# [Task requirements]
Report every line in the listing that contains the string "rank".

━━━━━━━━━━━━━━━━━━━━

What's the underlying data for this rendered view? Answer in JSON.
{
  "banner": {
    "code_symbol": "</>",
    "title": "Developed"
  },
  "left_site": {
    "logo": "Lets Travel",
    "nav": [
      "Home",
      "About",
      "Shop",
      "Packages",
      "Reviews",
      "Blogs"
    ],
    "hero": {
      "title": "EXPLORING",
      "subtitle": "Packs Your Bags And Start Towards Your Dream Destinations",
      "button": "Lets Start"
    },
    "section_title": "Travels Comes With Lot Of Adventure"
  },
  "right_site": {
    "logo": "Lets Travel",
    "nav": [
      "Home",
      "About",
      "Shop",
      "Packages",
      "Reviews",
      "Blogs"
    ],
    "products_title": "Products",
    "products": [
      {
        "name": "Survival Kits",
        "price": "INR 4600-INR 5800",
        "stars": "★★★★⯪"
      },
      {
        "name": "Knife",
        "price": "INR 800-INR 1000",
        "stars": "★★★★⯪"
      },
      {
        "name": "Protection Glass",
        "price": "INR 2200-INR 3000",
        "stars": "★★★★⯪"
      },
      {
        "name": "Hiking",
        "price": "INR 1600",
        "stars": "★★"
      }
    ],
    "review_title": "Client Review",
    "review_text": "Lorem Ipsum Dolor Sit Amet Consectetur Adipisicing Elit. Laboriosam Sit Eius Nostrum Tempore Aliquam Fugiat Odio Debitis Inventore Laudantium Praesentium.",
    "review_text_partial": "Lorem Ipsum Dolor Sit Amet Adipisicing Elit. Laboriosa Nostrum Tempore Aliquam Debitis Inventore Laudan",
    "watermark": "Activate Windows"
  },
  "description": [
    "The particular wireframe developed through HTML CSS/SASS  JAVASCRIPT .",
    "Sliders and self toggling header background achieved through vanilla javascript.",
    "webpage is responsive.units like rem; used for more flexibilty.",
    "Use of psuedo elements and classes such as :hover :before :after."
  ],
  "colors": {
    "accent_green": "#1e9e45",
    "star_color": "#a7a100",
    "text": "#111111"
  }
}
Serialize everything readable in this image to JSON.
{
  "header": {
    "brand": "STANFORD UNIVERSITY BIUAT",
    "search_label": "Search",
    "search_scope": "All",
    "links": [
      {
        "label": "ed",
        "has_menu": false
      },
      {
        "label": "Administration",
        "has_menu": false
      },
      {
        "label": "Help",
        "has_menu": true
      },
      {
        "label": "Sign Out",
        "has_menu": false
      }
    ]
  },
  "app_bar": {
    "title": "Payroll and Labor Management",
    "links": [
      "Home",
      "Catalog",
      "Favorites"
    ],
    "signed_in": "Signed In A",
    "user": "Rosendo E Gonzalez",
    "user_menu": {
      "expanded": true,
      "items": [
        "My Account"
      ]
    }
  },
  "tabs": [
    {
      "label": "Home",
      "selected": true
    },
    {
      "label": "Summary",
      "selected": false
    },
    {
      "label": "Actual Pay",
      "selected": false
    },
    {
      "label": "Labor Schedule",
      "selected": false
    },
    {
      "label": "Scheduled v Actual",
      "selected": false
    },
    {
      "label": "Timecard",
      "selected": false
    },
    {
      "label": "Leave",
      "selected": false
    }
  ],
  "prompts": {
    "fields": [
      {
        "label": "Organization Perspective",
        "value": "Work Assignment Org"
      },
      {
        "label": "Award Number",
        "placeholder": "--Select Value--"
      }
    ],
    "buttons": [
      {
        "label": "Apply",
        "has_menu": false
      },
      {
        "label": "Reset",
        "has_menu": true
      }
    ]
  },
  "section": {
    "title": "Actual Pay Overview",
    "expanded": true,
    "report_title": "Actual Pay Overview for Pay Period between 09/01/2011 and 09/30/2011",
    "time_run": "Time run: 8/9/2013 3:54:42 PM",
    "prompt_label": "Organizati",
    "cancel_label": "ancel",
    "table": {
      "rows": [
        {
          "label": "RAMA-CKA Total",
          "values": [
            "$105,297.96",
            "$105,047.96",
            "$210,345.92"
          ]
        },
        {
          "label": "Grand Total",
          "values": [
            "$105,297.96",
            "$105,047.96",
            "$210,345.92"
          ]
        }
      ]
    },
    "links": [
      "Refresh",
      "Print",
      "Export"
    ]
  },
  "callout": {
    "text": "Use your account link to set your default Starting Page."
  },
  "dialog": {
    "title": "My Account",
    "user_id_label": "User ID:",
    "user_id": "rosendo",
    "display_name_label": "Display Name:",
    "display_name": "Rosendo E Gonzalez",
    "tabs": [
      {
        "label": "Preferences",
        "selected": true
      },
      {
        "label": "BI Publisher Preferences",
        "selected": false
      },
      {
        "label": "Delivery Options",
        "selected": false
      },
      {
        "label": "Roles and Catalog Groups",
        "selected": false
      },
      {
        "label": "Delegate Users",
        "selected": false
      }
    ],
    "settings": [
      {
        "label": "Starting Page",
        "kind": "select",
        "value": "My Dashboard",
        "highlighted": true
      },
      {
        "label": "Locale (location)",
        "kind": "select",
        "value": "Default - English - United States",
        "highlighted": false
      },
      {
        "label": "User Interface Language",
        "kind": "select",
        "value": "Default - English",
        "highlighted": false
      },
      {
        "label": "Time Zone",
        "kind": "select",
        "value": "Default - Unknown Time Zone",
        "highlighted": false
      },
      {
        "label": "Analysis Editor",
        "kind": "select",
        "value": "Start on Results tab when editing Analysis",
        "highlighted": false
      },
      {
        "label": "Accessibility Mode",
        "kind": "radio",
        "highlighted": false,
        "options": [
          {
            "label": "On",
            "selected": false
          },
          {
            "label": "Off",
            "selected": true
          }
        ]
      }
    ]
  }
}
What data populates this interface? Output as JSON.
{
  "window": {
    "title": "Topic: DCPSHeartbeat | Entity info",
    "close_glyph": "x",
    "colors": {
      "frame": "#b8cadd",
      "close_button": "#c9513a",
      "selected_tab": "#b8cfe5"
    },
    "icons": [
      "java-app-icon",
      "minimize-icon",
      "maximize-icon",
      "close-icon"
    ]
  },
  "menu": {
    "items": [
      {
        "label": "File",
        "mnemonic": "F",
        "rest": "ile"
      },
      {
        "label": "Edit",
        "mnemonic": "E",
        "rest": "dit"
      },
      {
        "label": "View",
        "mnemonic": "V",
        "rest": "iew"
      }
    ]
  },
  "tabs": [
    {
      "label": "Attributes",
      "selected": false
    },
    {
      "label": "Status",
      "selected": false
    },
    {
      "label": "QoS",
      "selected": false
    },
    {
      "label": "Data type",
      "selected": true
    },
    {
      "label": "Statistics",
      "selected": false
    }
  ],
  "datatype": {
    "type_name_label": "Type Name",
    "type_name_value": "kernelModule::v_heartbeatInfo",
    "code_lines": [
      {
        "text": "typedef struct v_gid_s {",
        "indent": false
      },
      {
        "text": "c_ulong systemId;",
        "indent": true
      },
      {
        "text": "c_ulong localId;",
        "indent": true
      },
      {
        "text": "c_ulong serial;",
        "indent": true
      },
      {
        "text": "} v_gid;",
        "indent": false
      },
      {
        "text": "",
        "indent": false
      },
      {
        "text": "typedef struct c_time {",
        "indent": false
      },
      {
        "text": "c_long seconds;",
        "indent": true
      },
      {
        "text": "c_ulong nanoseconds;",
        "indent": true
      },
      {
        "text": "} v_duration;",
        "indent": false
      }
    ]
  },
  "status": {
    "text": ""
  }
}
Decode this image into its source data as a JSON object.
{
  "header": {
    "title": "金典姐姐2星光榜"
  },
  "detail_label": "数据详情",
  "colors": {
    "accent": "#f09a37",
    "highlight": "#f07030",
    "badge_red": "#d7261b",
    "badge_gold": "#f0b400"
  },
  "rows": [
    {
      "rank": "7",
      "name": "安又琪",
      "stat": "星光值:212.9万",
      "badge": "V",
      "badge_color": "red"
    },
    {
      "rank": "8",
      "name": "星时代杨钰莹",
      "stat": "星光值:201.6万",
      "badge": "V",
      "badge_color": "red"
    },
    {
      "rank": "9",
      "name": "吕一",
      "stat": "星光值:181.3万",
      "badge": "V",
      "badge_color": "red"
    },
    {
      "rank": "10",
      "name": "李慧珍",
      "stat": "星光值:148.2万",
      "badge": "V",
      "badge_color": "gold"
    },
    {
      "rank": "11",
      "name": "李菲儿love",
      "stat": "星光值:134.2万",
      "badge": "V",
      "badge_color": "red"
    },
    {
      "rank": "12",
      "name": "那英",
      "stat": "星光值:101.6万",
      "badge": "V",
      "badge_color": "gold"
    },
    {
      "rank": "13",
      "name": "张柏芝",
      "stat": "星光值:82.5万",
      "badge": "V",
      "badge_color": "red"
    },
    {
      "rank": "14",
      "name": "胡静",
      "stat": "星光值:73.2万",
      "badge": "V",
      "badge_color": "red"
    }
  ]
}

━━━━━━━━━━━━━━━━━━━━

# [Worked answer]
      "rank": "7",
      "rank": "8",
      "rank": "9",
      "rank": "10",
      "rank": "11",
      "rank": "12",
      "rank": "13",
      "rank": "14",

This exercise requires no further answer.